• _Tasks_
1: In the passage on AMD Milan power consumption, what idle package power was measured for a single socket on the Rome platform?
2: Pick up the passage on AMD Milan power consumption after its final sentence and keep writing it.

• _Text section_
========

The first thing to appear as quite unusual on the new Milan parts was the idle power consumption of the various new SKUs. On the last generation Rome platform, I had measured package power of a single socket idling at around 65W. Compared to regular desktop CPUs this is quite a lot, however seemed relatively normal given the 8 memory controller channels, tons of I/O, as well as the fact that AMD uses an MCM/chiplet design which could possibly have a power overhead at low load. This figure was already higher than competing monolithic solutions from Intel or Ampere – I don’t have the exact figures at hand here and that’s why I didn’t include them in the chart but I remember seeing around 30-50W idle there.
Unfortunately, on Milan, this figure has seemingly risen to around 100W, reaching up to 111W in our test of the 75F3 system. This 30-40W increase in package power was a bit worrying as that shouldn’t normally be something you’d see in idle situations, where power management normally would kick in to reduce power consumption of the system.
I’ve proceeded to run all our SPEC workloads with power tracing of the system’s package and core power. We’re using AMD’s energy counters to achieve this, and are simply measuring in the start and end energy consumption, meaning there’s zero overhead and we have a precise figure in Joules based on how much the system has consumed during a workload (At least as precise as the numbers are reported). It’s to be noted that while the package power is evident in what it shows, simply the total energy of the socket package, the “core” power consumption metric is limited to just the individual CPU cores and their private L2 caches, without any of the shared L3 or other un-core components.
We’re comparing the power behaviour of four parts: For the Rome SKUs, we’re using an EPYC 7742 as well as an EPYC 7662. For the Milan parts, we’re using the 7663 and the 7713. It’s to be noted that because the EPYC 7663 is normally a 280W part, we’ve tuned down the power consumption via cTDP and PPT to 225W – this is not the way you’d normally operate the part but represents an interesting data-point when comparing things to the three other 225W CPUs.

========

• _Material provided_
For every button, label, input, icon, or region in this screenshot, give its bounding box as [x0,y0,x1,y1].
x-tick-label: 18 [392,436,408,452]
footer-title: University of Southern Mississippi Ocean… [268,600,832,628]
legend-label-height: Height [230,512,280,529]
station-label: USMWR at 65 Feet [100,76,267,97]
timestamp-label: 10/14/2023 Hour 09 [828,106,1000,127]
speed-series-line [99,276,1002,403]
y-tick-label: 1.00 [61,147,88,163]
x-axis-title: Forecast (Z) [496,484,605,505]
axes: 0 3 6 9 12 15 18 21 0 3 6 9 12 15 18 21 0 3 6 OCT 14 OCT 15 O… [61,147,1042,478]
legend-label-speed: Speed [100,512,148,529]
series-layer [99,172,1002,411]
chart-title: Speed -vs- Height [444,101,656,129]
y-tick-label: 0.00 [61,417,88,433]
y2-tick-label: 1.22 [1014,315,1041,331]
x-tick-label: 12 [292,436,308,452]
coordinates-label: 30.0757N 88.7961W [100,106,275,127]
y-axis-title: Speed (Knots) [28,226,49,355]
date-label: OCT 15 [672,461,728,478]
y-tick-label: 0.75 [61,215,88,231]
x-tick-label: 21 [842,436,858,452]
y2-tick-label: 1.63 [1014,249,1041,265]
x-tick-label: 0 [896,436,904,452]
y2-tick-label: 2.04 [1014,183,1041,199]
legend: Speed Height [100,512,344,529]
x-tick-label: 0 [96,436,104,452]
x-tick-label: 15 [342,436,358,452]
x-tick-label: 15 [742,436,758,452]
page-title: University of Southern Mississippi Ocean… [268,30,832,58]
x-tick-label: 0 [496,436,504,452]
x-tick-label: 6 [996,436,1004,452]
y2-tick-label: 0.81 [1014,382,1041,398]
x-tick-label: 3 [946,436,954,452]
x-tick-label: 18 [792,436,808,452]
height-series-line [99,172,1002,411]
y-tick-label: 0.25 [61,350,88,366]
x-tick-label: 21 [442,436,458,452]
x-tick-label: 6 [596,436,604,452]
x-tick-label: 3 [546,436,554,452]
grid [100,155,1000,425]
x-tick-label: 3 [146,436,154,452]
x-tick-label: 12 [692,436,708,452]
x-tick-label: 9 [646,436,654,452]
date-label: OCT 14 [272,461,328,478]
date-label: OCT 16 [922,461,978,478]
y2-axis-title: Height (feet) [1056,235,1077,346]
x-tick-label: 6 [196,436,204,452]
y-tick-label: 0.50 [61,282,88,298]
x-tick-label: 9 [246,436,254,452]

========

• _Responses_
1: Around 65W.

2:
I’d also like to mention that AMD had made note that the 7713 is meant to be positioned as a successor to the 7662, not the 7742, which is meant to be a higher-binned more power efficient part. However due to due 7713 coming in at almost the same price as the 7742 at launch, and due to the power behaviour of the two chips, I see these to chips as the better apples-to-apples generational comparison, although the argument we’re making also applies to the 7662 comparison.
|Rome vs Milan Power Efficiency|
|Score / W||1.143||1.176||1.066||1.028|
|Score / W||0.953||0.965||0.894||0.861|
In terms of absolute power consumption, all the parts generally land in the same 220W range figure, although we do see that in terms of actual measured power the Rome parts are a bit more conservative, especially the 7662. We’re running the CPUs in performance determinism mode – power determinism would always fill out the configured TDP but possibly would have little positive performance impact and certain power efficiency regressions.
What’s interesting to showcase and point out to between the four SKUs is the ratio between the power consumption of the total package and the actual cores which varies between the Rome and Milan generation parts.
Particularly what we’re interested in are workloads that are less memory-bound, and more core-local – in essence more typical compute heavy workloads such as 525.x264 or 511.porvray.
In such workloads, although we’re seeing that between the 7742, 7763, and 7713 (and to a lesser extent, the 7662), all SKUs are posting measured package power consumption figures that are pretty much identical. However, the core power consumption figures are very different, with the Rome 7742 part posting significantly higher figures than the new Milan chips, sometimes up to in the 40-50W range.
It’s exactly in these workloads where we actually see performance of the new Milan parts showcase a regression compared to the Rome parts. Anything that is less memory bound and requires the package power to be allocated towards just the CPU cores is notably favouring the Rome parts, allowing those chips to outperform the newer Milan parts.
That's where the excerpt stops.